Recorded data:
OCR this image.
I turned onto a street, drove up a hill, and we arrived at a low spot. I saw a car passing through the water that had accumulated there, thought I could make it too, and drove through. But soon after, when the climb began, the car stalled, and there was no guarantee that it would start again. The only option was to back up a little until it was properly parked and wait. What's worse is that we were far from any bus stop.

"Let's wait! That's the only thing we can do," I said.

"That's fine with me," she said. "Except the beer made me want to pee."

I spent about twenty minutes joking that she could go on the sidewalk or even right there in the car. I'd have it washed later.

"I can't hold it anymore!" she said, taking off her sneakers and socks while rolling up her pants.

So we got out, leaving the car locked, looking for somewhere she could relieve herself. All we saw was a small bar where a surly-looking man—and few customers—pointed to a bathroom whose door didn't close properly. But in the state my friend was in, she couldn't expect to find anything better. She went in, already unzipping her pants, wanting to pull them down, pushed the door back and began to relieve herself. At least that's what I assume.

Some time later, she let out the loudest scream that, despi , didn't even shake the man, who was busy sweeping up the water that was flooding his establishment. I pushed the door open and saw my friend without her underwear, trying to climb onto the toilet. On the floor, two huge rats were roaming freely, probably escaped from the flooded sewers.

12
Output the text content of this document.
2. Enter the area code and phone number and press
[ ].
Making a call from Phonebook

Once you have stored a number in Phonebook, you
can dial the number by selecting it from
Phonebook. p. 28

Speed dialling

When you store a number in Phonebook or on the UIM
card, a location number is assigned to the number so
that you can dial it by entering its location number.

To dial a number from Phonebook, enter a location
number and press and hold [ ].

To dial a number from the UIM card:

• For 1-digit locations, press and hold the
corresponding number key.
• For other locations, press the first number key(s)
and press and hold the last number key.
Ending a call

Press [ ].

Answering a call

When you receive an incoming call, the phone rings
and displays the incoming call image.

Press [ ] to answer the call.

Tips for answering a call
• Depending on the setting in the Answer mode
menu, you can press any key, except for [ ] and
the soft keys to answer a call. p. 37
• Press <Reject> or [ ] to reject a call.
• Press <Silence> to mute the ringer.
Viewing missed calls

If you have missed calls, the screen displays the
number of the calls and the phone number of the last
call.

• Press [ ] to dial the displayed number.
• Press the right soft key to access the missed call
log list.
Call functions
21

_TO BE DONE_
How many lines in the listing above contain the string "said"? Answer with the number only.

_EXERCISE SOLUTION_
3